Data records:
----

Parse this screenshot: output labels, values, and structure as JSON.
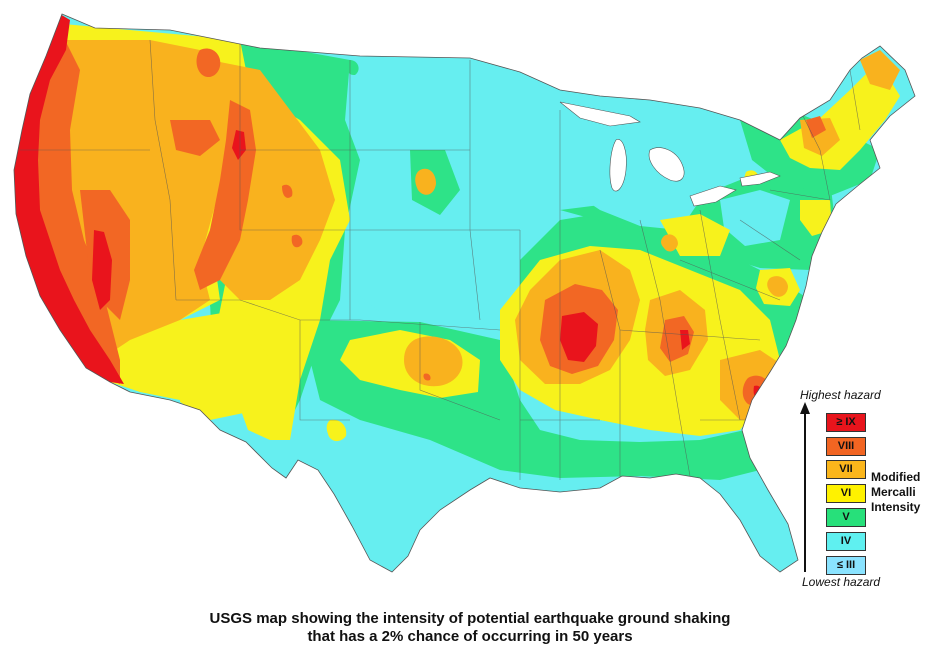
{
  "caption": {
    "line1": "USGS map showing the intensity of potential earthquake ground shaking",
    "line2": "that has a 2% chance of occurring in 50 years"
  },
  "legend": {
    "top_label": "Highest hazard",
    "bottom_label": "Lowest hazard",
    "scale_title_lines": [
      "Modified",
      "Mercalli",
      "Intensity"
    ],
    "items": [
      {
        "label": "≥ IX",
        "color": "#e8141c"
      },
      {
        "label": "VIII",
        "color": "#f26522"
      },
      {
        "label": "VII",
        "color": "#fbb61b"
      },
      {
        "label": "VI",
        "color": "#fff200"
      },
      {
        "label": "V",
        "color": "#27e07a"
      },
      {
        "label": "IV",
        "color": "#5ff0f0"
      },
      {
        "label": "≤ III",
        "color": "#8ae3ff"
      }
    ]
  },
  "map": {
    "colors": {
      "land": "#66eef0",
      "v": "#2ee388",
      "vi": "#f7f21c",
      "vii": "#f9b21e",
      "viii": "#f26724",
      "ix": "#e9141c",
      "border": "#555555"
    }
  }
}
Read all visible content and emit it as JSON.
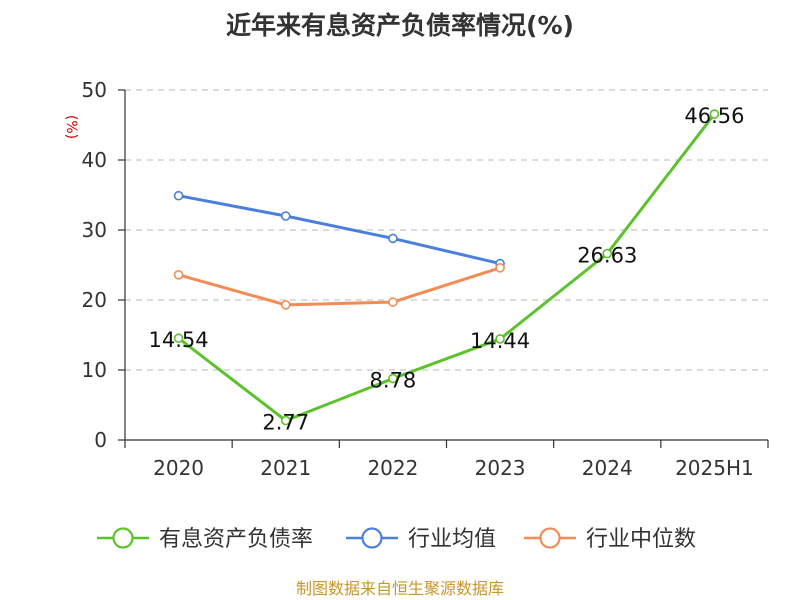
{
  "chart_data": {
    "type": "line",
    "title": "近年来有息资产负债率情况(%)",
    "ylabel": "(%)",
    "xlabel": "",
    "categories": [
      "2020",
      "2021",
      "2022",
      "2023",
      "2024",
      "2025H1"
    ],
    "ylim": [
      0,
      50
    ],
    "yticks": [
      "0",
      "10",
      "20",
      "30",
      "40",
      "50"
    ],
    "grid": true,
    "legend_position": "bottom",
    "series": [
      {
        "name": "有息资产负债率",
        "color": "#5cc22c",
        "values": [
          14.54,
          2.77,
          8.78,
          14.44,
          26.63,
          46.56
        ],
        "data_labels": [
          "14.54",
          "2.77",
          "8.78",
          "14.44",
          "26.63",
          "46.56"
        ]
      },
      {
        "name": "行业均值",
        "color": "#4a7fdc",
        "values": [
          34.9,
          32.0,
          28.8,
          25.2,
          null,
          null
        ]
      },
      {
        "name": "行业中位数",
        "color": "#f28c55",
        "values": [
          23.6,
          19.3,
          19.7,
          24.6,
          null,
          null
        ]
      }
    ]
  },
  "source": "制图数据来自恒生聚源数据库",
  "colors": {
    "title": "#333333",
    "ylabel": "#cc0000",
    "source": "#c8962a",
    "axis": "#333333",
    "grid": "#c8c8c8"
  }
}
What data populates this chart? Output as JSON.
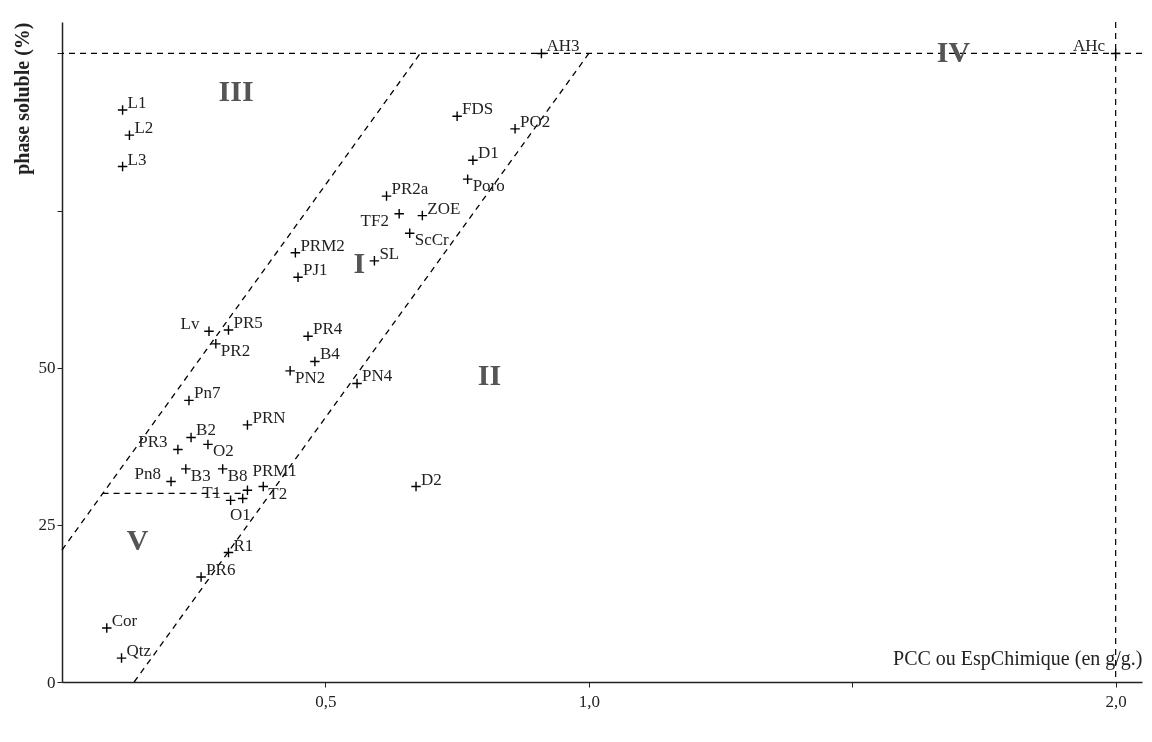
{
  "chart_data": {
    "type": "scatter",
    "xlabel": "PCC ou EspChimique (en g/g.)",
    "ylabel": "phase soluble (%)",
    "xlim": [
      0,
      2.05
    ],
    "ylim": [
      0,
      105
    ],
    "xticks": [
      {
        "value": 0.5,
        "label": "0,5"
      },
      {
        "value": 1,
        "label": "1,0"
      },
      {
        "value": 1.5,
        "label": null
      },
      {
        "value": 2,
        "label": "2,0"
      }
    ],
    "yticks": [
      0,
      25,
      50,
      {
        "value": 75,
        "label": null
      },
      {
        "value": 100,
        "label": null
      }
    ],
    "grid": false,
    "marker": "cross",
    "line_style": "dashed",
    "series": [
      {
        "color": "#000000",
        "x": [
          0.115,
          0.128,
          0.115,
          0.91,
          2.0,
          0.75,
          0.86,
          0.78,
          0.77,
          0.616,
          0.64,
          0.684,
          0.66,
          0.593,
          0.443,
          0.448,
          0.467,
          0.48,
          0.433,
          0.56,
          0.279,
          0.316,
          0.292,
          0.241,
          0.245,
          0.277,
          0.22,
          0.352,
          0.305,
          0.235,
          0.207,
          0.352,
          0.382,
          0.32,
          0.343,
          0.316,
          0.264,
          0.085,
          0.113,
          0.672
        ],
        "values": [
          91,
          87,
          82,
          100,
          100,
          90,
          88,
          83,
          80,
          77.3,
          74.5,
          74.2,
          71.4,
          67,
          68.3,
          64.4,
          55,
          51,
          49.5,
          47.5,
          55.8,
          56,
          53.8,
          44.8,
          38.9,
          37.8,
          37,
          40.9,
          33.9,
          33.9,
          31.9,
          30.5,
          31.1,
          28.9,
          29.2,
          20.6,
          16.7,
          8.6,
          3.8,
          31.1
        ]
      },
      {
        "type": "line",
        "marker": "none",
        "color": "#000000",
        "x": [
          0,
          0.68
        ],
        "values": [
          21,
          100
        ]
      },
      {
        "type": "line",
        "marker": "none",
        "color": "#000000",
        "x": [
          0.137,
          1.0
        ],
        "values": [
          0,
          100
        ]
      },
      {
        "type": "line",
        "marker": "none",
        "color": "#000000",
        "x": [
          0.077,
          0.34
        ],
        "values": [
          30,
          30
        ]
      }
    ],
    "ref_lines": [
      {
        "axis": "y",
        "value": 100,
        "color": "#000000",
        "line_style": "dashed"
      },
      {
        "axis": "x",
        "value": 2,
        "color": "#000000",
        "line_style": "dashed"
      }
    ],
    "annotations": [
      {
        "text": "L1",
        "x": 0.115,
        "y": 91
      },
      {
        "text": "L2",
        "x": 0.128,
        "y": 87
      },
      {
        "text": "L3",
        "x": 0.115,
        "y": 82
      },
      {
        "text": "AH3",
        "x": 0.91,
        "y": 100
      },
      {
        "text": "AHc",
        "x": 2.0,
        "y": 100
      },
      {
        "text": "FDS",
        "x": 0.75,
        "y": 90
      },
      {
        "text": "PO2",
        "x": 0.86,
        "y": 88
      },
      {
        "text": "D1",
        "x": 0.78,
        "y": 83
      },
      {
        "text": "Poro",
        "x": 0.77,
        "y": 80
      },
      {
        "text": "PR2a",
        "x": 0.616,
        "y": 77.3
      },
      {
        "text": "TF2",
        "x": 0.64,
        "y": 74.5
      },
      {
        "text": "ZOE",
        "x": 0.684,
        "y": 74.2
      },
      {
        "text": "ScCr",
        "x": 0.66,
        "y": 71.4
      },
      {
        "text": "SL",
        "x": 0.593,
        "y": 67
      },
      {
        "text": "PRM2",
        "x": 0.443,
        "y": 68.3
      },
      {
        "text": "PJ1",
        "x": 0.448,
        "y": 64.4
      },
      {
        "text": "PR4",
        "x": 0.467,
        "y": 55
      },
      {
        "text": "B4",
        "x": 0.48,
        "y": 51
      },
      {
        "text": "PN2",
        "x": 0.433,
        "y": 49.5
      },
      {
        "text": "PN4",
        "x": 0.56,
        "y": 47.5
      },
      {
        "text": "Lv",
        "x": 0.279,
        "y": 55.8
      },
      {
        "text": "PR5",
        "x": 0.316,
        "y": 56
      },
      {
        "text": "PR2",
        "x": 0.292,
        "y": 53.8
      },
      {
        "text": "Pn7",
        "x": 0.241,
        "y": 44.8
      },
      {
        "text": "B2",
        "x": 0.245,
        "y": 38.9
      },
      {
        "text": "O2",
        "x": 0.277,
        "y": 37.8
      },
      {
        "text": "PR3",
        "x": 0.22,
        "y": 37
      },
      {
        "text": "PRN",
        "x": 0.352,
        "y": 40.9
      },
      {
        "text": "B8",
        "x": 0.305,
        "y": 33.9
      },
      {
        "text": "B3",
        "x": 0.235,
        "y": 33.9
      },
      {
        "text": "Pn8",
        "x": 0.207,
        "y": 31.9
      },
      {
        "text": "PRM1",
        "x": 0.352,
        "y": 30.5
      },
      {
        "text": "T2",
        "x": 0.382,
        "y": 31.1
      },
      {
        "text": "T1",
        "x": 0.32,
        "y": 28.9
      },
      {
        "text": "O1",
        "x": 0.343,
        "y": 29.2
      },
      {
        "text": "R1",
        "x": 0.316,
        "y": 20.6
      },
      {
        "text": "PR6",
        "x": 0.264,
        "y": 16.7
      },
      {
        "text": "Cor",
        "x": 0.085,
        "y": 8.6
      },
      {
        "text": "Qtz",
        "x": 0.113,
        "y": 3.8
      },
      {
        "text": "D2",
        "x": 0.672,
        "y": 31.1
      },
      "I",
      "II",
      "III",
      "IV",
      "V"
    ]
  }
}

----

Directions:
Gather every line containing the word "xlabel" and copy it.

Answer for this exercise:
    "xlabel": "",
    "xlabel": "PCC ou EspChimique (en g/g.)",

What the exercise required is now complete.